*EXERCISE PROMPT*
Look through the data below. Collect every line where the word "Flux" occurs.

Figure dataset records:
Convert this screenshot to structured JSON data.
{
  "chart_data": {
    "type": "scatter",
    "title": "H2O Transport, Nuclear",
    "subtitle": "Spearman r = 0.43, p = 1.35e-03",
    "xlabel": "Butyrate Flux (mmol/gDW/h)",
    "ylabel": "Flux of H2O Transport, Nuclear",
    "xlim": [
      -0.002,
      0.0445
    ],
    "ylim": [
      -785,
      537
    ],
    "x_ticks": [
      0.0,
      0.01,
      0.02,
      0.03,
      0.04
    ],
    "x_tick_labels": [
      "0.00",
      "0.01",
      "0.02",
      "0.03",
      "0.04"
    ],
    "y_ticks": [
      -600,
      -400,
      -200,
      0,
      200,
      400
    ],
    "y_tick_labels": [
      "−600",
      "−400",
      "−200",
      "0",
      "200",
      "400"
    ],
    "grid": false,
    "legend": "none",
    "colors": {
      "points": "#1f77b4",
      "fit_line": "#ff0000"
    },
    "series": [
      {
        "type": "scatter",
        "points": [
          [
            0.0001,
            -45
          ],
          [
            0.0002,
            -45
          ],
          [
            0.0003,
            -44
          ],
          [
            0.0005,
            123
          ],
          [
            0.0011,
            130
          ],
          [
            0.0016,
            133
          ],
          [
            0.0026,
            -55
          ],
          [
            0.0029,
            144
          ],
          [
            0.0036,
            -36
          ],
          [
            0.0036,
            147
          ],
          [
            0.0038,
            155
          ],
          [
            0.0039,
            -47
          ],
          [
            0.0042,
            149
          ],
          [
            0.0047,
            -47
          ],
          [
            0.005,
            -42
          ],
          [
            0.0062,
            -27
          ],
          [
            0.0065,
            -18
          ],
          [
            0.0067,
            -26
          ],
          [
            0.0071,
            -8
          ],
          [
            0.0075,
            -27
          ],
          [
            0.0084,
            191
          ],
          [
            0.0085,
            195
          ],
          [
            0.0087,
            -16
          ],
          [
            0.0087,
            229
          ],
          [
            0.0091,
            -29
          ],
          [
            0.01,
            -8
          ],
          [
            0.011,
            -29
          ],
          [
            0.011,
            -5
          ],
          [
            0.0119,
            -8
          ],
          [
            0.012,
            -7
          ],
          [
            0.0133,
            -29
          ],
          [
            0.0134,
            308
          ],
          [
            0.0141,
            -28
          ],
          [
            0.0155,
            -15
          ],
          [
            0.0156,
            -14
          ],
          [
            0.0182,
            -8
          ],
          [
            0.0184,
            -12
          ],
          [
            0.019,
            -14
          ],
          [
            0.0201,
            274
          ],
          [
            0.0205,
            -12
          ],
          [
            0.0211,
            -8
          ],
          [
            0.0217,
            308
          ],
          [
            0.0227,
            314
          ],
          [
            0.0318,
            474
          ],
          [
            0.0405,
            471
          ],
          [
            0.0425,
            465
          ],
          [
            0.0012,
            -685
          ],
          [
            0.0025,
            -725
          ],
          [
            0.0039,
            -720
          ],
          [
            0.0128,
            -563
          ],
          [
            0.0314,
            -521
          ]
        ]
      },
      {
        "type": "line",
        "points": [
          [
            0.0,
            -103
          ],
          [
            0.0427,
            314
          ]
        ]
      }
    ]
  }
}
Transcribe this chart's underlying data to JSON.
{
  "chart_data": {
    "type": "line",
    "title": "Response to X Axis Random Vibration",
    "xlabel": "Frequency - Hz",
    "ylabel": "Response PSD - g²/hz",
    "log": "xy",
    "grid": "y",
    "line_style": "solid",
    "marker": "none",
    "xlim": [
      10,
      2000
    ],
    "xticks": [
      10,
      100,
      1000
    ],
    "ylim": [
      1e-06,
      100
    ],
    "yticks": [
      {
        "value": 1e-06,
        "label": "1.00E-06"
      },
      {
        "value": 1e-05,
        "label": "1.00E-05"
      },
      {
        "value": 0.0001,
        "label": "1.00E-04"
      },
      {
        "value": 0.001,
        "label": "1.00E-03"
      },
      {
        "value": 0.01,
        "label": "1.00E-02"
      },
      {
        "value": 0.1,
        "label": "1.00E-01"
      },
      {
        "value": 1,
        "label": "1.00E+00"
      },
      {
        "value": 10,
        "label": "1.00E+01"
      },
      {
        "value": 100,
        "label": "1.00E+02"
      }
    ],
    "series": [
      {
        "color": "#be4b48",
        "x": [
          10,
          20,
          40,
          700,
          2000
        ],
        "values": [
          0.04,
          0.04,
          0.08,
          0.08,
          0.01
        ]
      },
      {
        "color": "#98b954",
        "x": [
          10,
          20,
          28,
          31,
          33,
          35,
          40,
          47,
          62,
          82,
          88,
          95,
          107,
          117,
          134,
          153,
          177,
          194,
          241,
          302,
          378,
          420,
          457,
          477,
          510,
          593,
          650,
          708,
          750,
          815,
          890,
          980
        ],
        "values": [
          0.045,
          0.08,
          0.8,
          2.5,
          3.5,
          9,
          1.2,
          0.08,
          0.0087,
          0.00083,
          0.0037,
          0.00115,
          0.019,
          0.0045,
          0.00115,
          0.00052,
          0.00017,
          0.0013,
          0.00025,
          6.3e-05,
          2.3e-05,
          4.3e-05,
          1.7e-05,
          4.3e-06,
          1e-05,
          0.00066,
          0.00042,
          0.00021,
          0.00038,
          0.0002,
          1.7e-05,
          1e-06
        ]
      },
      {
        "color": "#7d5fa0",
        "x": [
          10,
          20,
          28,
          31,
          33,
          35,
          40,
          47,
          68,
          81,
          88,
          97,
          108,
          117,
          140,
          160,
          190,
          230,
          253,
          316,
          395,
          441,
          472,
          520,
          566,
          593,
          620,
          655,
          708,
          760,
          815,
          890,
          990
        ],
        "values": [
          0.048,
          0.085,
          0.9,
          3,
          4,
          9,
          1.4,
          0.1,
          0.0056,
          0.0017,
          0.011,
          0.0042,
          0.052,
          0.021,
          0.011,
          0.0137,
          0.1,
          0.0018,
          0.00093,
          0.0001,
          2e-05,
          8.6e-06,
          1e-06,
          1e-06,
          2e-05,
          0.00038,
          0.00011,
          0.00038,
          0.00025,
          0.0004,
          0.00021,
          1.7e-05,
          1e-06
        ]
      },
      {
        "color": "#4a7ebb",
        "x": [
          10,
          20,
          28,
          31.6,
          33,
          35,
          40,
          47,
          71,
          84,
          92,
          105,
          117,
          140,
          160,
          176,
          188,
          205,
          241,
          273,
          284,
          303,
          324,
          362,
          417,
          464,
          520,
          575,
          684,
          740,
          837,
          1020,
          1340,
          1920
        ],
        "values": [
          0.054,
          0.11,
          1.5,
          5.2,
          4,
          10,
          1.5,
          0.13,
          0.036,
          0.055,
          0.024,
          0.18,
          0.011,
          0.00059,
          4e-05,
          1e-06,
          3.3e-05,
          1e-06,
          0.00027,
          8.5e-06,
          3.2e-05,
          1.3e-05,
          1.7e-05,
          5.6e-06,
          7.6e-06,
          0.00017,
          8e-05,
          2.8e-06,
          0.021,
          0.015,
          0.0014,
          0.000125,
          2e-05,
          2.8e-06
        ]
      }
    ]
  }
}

*PROBLEM SOLUTION*
    "xlabel": "Butyrate Flux (mmol/gDW/h)",
    "ylabel": "Flux of H2O Transport, Nuclear",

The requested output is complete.